> [WHAT IS NEEDED]: Quote every line of the material beneath this one.
══ INFORMATION SUPPLIED ══
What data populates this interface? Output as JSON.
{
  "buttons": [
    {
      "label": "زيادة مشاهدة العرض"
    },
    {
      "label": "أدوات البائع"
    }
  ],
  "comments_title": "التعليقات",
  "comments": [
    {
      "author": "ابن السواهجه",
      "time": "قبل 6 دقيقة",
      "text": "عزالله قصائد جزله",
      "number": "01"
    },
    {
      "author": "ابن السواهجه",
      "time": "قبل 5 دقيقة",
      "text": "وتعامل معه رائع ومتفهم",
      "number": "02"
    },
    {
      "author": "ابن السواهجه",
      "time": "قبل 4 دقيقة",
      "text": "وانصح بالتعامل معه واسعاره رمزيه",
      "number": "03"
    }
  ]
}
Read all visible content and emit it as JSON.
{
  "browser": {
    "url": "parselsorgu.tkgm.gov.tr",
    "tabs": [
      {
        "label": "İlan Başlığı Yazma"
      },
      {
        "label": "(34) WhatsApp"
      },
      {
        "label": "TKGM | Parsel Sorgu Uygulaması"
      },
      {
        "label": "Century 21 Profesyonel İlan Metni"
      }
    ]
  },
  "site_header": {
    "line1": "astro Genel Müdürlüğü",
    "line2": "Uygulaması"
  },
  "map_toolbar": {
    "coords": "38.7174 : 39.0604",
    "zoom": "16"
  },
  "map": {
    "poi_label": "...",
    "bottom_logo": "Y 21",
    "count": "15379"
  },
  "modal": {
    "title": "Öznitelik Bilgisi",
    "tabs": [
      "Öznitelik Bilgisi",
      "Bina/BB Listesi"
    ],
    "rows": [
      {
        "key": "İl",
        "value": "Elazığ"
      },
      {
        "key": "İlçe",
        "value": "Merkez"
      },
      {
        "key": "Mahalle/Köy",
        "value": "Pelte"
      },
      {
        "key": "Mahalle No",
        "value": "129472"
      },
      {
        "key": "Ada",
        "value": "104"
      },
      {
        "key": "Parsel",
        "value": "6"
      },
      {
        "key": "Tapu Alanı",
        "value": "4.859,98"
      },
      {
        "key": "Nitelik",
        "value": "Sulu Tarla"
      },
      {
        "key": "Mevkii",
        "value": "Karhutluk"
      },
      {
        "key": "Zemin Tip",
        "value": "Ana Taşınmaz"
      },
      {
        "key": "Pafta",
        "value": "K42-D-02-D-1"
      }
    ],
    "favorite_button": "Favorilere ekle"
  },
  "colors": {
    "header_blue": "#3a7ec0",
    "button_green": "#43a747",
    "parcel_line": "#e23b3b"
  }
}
═══
> [CORRECT RESULT]:
What data populates this interface? Output as JSON.
{
  "buttons": [
    {
      "label": "زيادة مشاهدة العرض"
    },
    {
      "label": "أدوات البائع"
    }
  ],
  "comments_title": "التعليقات",
  "comments": [
    {
      "author": "ابن السواهجه",
      "time": "قبل 6 دقيقة",
      "text": "عزالله قصائد جزله",
      "number": "01"
    },
    {
      "author": "ابن السواهجه",
      "time": "قبل 5 دقيقة",
      "text": "وتعامل معه رائع ومتفهم",
      "number": "02"
    },
    {
      "author": "ابن السواهجه",
      "time": "قبل 4 دقيقة",
      "text": "وانصح بالتعامل معه واسعاره رمزيه",
      "number": "03"
    }
  ]
}
Read all visible content and emit it as JSON.
{
  "browser": {
    "url": "parselsorgu.tkgm.gov.tr",
    "tabs": [
      {
        "label": "İlan Başlığı Yazma"
      },
      {
        "label": "(34) WhatsApp"
      },
      {
        "label": "TKGM | Parsel Sorgu Uygulaması"
      },
      {
        "label": "Century 21 Profesyonel İlan Metni"
      }
    ]
  },
  "site_header": {
    "line1": "astro Genel Müdürlüğü",
    "line2": "Uygulaması"
  },
  "map_toolbar": {
    "coords": "38.7174 : 39.0604",
    "zoom": "16"
  },
  "map": {
    "poi_label": "...",
    "bottom_logo": "Y 21",
    "count": "15379"
  },
  "modal": {
    "title": "Öznitelik Bilgisi",
    "tabs": [
      "Öznitelik Bilgisi",
      "Bina/BB Listesi"
    ],
    "rows": [
      {
        "key": "İl",
        "value": "Elazığ"
      },
      {
        "key": "İlçe",
        "value": "Merkez"
      },
      {
        "key": "Mahalle/Köy",
        "value": "Pelte"
      },
      {
        "key": "Mahalle No",
        "value": "129472"
      },
      {
        "key": "Ada",
        "value": "104"
      },
      {
        "key": "Parsel",
        "value": "6"
      },
      {
        "key": "Tapu Alanı",
        "value": "4.859,98"
      },
      {
        "key": "Nitelik",
        "value": "Sulu Tarla"
      },
      {
        "key": "Mevkii",
        "value": "Karhutluk"
      },
      {
        "key": "Zemin Tip",
        "value": "Ana Taşınmaz"
      },
      {
        "key": "Pafta",
        "value": "K42-D-02-D-1"
      }
    ],
    "favorite_button": "Favorilere ekle"
  },
  "colors": {
    "header_blue": "#3a7ec0",
    "button_green": "#43a747",
    "parcel_line": "#e23b3b"
  }
}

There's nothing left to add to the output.